**** DATASET
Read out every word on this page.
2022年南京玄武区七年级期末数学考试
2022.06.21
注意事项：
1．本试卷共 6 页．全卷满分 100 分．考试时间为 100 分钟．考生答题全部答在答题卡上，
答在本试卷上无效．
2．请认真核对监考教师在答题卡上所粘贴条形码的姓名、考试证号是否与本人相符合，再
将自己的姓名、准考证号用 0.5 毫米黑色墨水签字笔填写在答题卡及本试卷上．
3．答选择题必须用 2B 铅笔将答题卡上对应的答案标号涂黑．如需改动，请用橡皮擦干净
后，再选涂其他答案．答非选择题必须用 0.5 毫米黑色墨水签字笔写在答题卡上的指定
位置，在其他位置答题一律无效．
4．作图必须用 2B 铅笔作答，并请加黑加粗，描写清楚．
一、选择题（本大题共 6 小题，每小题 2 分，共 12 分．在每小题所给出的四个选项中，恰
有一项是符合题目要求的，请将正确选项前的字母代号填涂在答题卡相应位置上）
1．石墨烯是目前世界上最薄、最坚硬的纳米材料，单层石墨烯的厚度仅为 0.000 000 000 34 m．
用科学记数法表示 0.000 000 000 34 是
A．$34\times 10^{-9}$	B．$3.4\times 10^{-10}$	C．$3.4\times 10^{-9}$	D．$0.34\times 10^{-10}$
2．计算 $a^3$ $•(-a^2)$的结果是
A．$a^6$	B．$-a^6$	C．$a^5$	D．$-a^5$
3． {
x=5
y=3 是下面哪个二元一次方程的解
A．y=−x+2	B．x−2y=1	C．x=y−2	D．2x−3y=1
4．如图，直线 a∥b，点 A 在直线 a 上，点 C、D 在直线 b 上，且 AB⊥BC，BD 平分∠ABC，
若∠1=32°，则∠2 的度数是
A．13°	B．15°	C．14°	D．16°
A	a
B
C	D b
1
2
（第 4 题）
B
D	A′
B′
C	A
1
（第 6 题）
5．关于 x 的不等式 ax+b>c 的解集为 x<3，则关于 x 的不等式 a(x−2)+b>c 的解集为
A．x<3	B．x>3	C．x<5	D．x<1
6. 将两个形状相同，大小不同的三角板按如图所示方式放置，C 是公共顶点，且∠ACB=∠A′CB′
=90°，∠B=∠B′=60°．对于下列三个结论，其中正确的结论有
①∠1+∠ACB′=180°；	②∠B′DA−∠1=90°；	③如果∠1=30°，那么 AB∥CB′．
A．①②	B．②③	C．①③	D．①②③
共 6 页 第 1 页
********
_INSTRUCTION_
Copy out the full set of records precisely, leaving nothing out.

_TASK SOLUTION_
Read out every word on this page.
2022年南京玄武区七年级期末数学考试
2022.06.21
注意事项：
1．本试卷共 6 页．全卷满分 100 分．考试时间为 100 分钟．考生答题全部答在答题卡上，
答在本试卷上无效．
2．请认真核对监考教师在答题卡上所粘贴条形码的姓名、考试证号是否与本人相符合，再
将自己的姓名、准考证号用 0.5 毫米黑色墨水签字笔填写在答题卡及本试卷上．
3．答选择题必须用 2B 铅笔将答题卡上对应的答案标号涂黑．如需改动，请用橡皮擦干净
后，再选涂其他答案．答非选择题必须用 0.5 毫米黑色墨水签字笔写在答题卡上的指定
位置，在其他位置答题一律无效．
4．作图必须用 2B 铅笔作答，并请加黑加粗，描写清楚．
一、选择题（本大题共 6 小题，每小题 2 分，共 12 分．在每小题所给出的四个选项中，恰
有一项是符合题目要求的，请将正确选项前的字母代号填涂在答题卡相应位置上）
1．石墨烯是目前世界上最薄、最坚硬的纳米材料，单层石墨烯的厚度仅为 0.000 000 000 34 m．
用科学记数法表示 0.000 000 000 34 是
A．$34\times 10^{-9}$	B．$3.4\times 10^{-10}$	C．$3.4\times 10^{-9}$	D．$0.34\times 10^{-10}$
2．计算 $a^3$ $•(-a^2)$的结果是
A．$a^6$	B．$-a^6$	C．$a^5$	D．$-a^5$
3． {
x=5
y=3 是下面哪个二元一次方程的解
A．y=−x+2	B．x−2y=1	C．x=y−2	D．2x−3y=1
4．如图，直线 a∥b，点 A 在直线 a 上，点 C、D 在直线 b 上，且 AB⊥BC，BD 平分∠ABC，
若∠1=32°，则∠2 的度数是
A．13°	B．15°	C．14°	D．16°
A	a
B
C	D b
1
2
（第 4 题）
B
D	A′
B′
C	A
1
（第 6 题）
5．关于 x 的不等式 ax+b>c 的解集为 x<3，则关于 x 的不等式 a(x−2)+b>c 的解集为
A．x<3	B．x>3	C．x<5	D．x<1
6. 将两个形状相同，大小不同的三角板按如图所示方式放置，C 是公共顶点，且∠ACB=∠A′CB′
=90°，∠B=∠B′=60°．对于下列三个结论，其中正确的结论有
①∠1+∠ACB′=180°；	②∠B′DA−∠1=90°；	③如果∠1=30°，那么 AB∥CB′．
A．①②	B．②③	C．①③	D．①②③
共 6 页 第 1 页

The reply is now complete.